Entries taken from a collection:
# # # #

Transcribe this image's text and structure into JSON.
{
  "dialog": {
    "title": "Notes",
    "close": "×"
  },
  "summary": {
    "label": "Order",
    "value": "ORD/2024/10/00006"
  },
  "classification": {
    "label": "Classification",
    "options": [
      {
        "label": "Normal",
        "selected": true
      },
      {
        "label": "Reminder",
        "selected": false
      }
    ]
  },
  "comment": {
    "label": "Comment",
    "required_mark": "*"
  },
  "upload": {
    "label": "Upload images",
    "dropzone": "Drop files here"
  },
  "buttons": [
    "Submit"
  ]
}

# # # #

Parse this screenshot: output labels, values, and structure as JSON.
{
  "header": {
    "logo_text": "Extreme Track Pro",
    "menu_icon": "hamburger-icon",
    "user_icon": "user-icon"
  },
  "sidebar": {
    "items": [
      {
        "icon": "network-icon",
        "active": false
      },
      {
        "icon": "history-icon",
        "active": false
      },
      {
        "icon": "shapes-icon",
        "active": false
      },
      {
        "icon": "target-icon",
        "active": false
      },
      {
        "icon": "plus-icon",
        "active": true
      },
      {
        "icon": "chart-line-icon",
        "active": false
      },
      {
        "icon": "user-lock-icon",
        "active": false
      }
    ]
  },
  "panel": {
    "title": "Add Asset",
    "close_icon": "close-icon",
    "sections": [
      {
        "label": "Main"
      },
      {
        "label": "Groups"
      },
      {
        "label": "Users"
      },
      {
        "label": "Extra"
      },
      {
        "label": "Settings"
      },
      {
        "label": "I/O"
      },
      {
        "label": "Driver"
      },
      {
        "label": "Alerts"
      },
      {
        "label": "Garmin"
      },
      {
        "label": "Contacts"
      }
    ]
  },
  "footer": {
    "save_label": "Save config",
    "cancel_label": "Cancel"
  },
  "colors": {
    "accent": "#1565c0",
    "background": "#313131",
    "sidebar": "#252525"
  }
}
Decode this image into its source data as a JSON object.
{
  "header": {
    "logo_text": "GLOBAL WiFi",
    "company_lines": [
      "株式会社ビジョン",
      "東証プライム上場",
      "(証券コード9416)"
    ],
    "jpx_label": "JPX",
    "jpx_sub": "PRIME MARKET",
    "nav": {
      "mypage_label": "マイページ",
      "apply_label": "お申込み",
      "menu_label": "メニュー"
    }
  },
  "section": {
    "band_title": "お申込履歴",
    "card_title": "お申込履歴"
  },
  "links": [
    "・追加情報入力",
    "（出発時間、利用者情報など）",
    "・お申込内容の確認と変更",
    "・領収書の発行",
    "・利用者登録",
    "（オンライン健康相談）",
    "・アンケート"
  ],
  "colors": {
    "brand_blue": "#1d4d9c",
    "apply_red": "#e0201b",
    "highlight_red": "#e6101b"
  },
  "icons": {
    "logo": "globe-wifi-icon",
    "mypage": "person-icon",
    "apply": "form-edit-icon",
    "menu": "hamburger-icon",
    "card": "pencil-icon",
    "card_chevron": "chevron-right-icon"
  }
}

# # # #

REQUIRED TASK: Pick out the lines that have the word "structure". Copy them all.

OUTPUT OF THE TASK:
Transcribe this image's text and structure into JSON.
Parse this screenshot: output labels, values, and structure as JSON.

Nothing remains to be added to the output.